Zaktualizuj, proszę, wiersze od pierwszego aż do wiersza z "colored-circles-icon bbox=[1283, 202, 1313, 232]" włącznie: zamień w nich "hosting manager" na "server manager", a całą resztę zostaw bez zmian.

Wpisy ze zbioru
######
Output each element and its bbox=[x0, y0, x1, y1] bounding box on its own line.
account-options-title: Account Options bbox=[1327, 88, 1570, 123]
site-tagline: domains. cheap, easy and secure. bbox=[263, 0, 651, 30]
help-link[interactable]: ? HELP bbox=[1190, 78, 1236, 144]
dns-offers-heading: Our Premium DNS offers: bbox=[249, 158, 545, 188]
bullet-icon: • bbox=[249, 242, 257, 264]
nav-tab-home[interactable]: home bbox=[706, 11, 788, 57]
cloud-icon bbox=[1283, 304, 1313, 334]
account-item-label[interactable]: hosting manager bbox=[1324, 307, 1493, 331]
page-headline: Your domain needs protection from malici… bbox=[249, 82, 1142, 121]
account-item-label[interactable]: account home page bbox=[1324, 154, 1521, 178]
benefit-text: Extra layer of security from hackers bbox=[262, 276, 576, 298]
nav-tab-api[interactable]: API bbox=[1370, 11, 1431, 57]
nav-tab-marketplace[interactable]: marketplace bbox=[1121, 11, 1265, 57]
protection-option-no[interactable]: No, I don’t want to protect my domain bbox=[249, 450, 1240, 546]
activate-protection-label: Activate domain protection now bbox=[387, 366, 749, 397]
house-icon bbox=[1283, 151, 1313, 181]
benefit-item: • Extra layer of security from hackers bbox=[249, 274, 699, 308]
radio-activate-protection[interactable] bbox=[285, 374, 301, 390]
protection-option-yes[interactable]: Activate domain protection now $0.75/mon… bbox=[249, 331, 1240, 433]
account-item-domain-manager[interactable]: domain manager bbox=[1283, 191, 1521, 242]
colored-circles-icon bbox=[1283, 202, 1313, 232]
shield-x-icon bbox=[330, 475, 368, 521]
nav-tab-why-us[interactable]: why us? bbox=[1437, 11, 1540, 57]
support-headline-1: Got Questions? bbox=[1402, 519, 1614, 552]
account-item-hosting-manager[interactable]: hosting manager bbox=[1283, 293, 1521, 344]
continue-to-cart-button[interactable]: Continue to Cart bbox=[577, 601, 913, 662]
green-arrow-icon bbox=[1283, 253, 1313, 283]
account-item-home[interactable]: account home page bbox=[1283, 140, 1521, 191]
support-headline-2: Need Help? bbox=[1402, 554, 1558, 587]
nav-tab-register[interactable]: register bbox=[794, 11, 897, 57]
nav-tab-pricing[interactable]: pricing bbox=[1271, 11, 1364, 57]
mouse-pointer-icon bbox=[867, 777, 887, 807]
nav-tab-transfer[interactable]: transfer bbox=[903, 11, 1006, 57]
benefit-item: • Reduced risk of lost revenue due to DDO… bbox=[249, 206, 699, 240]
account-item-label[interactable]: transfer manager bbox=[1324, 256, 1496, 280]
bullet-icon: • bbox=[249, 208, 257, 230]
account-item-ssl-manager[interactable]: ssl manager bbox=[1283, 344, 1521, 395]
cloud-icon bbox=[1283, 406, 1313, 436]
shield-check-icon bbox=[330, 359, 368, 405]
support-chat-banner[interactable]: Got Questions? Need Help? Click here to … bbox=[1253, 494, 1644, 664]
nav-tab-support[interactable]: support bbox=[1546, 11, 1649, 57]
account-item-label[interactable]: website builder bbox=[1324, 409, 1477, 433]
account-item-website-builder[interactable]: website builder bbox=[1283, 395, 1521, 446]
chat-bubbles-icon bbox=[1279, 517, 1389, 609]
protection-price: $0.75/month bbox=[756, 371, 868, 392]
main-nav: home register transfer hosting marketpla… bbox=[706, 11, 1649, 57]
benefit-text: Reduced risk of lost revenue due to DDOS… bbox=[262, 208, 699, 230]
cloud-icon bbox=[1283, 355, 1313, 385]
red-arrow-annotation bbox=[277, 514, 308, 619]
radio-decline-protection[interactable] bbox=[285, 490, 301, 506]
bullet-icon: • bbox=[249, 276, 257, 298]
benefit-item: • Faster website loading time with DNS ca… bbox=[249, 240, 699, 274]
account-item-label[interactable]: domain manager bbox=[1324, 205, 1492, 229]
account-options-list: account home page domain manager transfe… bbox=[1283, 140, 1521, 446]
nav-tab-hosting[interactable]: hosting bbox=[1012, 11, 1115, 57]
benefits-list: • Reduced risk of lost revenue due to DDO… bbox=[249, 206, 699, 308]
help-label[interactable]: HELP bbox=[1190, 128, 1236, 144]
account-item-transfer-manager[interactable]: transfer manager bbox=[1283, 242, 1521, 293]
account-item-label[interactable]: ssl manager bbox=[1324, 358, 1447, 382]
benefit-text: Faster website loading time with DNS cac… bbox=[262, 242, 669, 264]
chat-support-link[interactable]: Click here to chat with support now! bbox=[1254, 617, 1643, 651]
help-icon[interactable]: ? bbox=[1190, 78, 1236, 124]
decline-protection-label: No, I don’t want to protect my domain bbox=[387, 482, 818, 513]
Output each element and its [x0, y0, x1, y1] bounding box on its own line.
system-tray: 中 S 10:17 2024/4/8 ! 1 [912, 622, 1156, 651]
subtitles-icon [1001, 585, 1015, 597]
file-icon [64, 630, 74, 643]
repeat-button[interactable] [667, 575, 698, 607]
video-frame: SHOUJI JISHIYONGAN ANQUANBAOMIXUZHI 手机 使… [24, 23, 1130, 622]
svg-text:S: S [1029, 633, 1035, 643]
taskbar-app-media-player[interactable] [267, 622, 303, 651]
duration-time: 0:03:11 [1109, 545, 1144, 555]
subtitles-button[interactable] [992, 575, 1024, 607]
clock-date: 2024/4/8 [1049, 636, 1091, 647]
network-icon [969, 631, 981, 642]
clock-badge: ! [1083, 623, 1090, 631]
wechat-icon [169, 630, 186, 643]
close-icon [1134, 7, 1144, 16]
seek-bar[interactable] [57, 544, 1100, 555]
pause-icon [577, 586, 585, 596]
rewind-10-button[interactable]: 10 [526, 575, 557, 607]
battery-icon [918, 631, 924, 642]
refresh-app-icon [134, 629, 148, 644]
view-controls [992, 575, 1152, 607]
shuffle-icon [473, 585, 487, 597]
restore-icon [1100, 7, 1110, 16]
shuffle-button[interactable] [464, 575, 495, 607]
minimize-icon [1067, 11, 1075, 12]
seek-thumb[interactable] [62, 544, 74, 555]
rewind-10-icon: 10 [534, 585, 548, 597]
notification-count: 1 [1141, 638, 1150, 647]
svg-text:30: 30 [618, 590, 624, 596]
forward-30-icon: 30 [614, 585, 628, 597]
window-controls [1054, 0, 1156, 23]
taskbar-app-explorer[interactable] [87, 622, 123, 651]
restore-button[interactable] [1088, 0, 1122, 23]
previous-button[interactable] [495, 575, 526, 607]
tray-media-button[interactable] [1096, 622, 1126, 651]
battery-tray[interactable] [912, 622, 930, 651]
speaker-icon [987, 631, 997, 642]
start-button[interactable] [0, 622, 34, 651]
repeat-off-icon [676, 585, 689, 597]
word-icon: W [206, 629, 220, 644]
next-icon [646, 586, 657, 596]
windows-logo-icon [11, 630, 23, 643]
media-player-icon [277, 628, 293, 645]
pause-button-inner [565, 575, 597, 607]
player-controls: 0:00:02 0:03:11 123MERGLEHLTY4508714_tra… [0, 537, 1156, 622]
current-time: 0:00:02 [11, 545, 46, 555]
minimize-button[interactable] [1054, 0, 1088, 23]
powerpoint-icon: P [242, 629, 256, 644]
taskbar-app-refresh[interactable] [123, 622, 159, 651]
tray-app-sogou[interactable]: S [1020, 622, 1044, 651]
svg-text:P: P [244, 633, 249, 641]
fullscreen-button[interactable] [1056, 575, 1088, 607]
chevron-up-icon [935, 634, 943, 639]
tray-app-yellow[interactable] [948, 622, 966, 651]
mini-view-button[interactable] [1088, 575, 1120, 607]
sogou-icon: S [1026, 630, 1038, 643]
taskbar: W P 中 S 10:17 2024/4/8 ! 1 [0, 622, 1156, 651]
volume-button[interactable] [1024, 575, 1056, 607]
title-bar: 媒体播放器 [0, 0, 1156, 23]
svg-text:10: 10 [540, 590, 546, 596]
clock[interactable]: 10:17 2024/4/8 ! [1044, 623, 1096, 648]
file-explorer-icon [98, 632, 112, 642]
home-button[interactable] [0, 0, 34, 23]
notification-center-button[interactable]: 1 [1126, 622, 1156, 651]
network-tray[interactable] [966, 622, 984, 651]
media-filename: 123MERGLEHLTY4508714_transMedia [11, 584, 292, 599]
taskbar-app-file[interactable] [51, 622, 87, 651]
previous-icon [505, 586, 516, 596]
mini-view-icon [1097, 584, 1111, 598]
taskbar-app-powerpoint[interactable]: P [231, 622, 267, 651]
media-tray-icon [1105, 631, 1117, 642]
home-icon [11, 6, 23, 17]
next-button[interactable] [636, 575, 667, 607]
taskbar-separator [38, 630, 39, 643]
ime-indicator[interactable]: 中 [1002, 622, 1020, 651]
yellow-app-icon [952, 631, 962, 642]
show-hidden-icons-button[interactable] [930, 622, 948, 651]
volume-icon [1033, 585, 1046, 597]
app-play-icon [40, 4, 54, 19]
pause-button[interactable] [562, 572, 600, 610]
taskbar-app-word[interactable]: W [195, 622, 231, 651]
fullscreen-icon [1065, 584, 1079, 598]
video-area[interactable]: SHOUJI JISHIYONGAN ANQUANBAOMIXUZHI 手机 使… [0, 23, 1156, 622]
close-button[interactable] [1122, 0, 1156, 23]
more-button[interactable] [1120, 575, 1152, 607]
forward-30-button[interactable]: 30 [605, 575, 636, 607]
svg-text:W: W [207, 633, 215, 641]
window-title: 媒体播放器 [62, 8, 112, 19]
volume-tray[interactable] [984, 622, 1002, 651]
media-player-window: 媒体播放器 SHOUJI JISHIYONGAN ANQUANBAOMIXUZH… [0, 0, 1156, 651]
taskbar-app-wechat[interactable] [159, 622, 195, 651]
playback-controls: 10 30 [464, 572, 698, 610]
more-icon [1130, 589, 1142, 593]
######
**Rozwiązanie zadania:**
Output each element and its bbox=[x0, y0, x1, y1] bounding box on its own line.
account-options-title: Account Options bbox=[1327, 88, 1570, 123]
site-tagline: domains. cheap, easy and secure. bbox=[263, 0, 651, 30]
help-link[interactable]: ? HELP bbox=[1190, 78, 1236, 144]
dns-offers-heading: Our Premium DNS offers: bbox=[249, 158, 545, 188]
bullet-icon: • bbox=[249, 242, 257, 264]
nav-tab-home[interactable]: home bbox=[706, 11, 788, 57]
cloud-icon bbox=[1283, 304, 1313, 334]
account-item-label[interactable]: server manager bbox=[1324, 307, 1493, 331]
page-headline: Your domain needs protection from malici… bbox=[249, 82, 1142, 121]
account-item-label[interactable]: account home page bbox=[1324, 154, 1521, 178]
benefit-text: Extra layer of security from hackers bbox=[262, 276, 576, 298]
nav-tab-api[interactable]: API bbox=[1370, 11, 1431, 57]
nav-tab-marketplace[interactable]: marketplace bbox=[1121, 11, 1265, 57]
protection-option-no[interactable]: No, I don’t want to protect my domain bbox=[249, 450, 1240, 546]
activate-protection-label: Activate domain protection now bbox=[387, 366, 749, 397]
house-icon bbox=[1283, 151, 1313, 181]
benefit-item: • Extra layer of security from hackers bbox=[249, 274, 699, 308]
radio-activate-protection[interactable] bbox=[285, 374, 301, 390]
protection-option-yes[interactable]: Activate domain protection now $0.75/mon… bbox=[249, 331, 1240, 433]
account-item-domain-manager[interactable]: domain manager bbox=[1283, 191, 1521, 242]
colored-circles-icon bbox=[1283, 202, 1313, 232]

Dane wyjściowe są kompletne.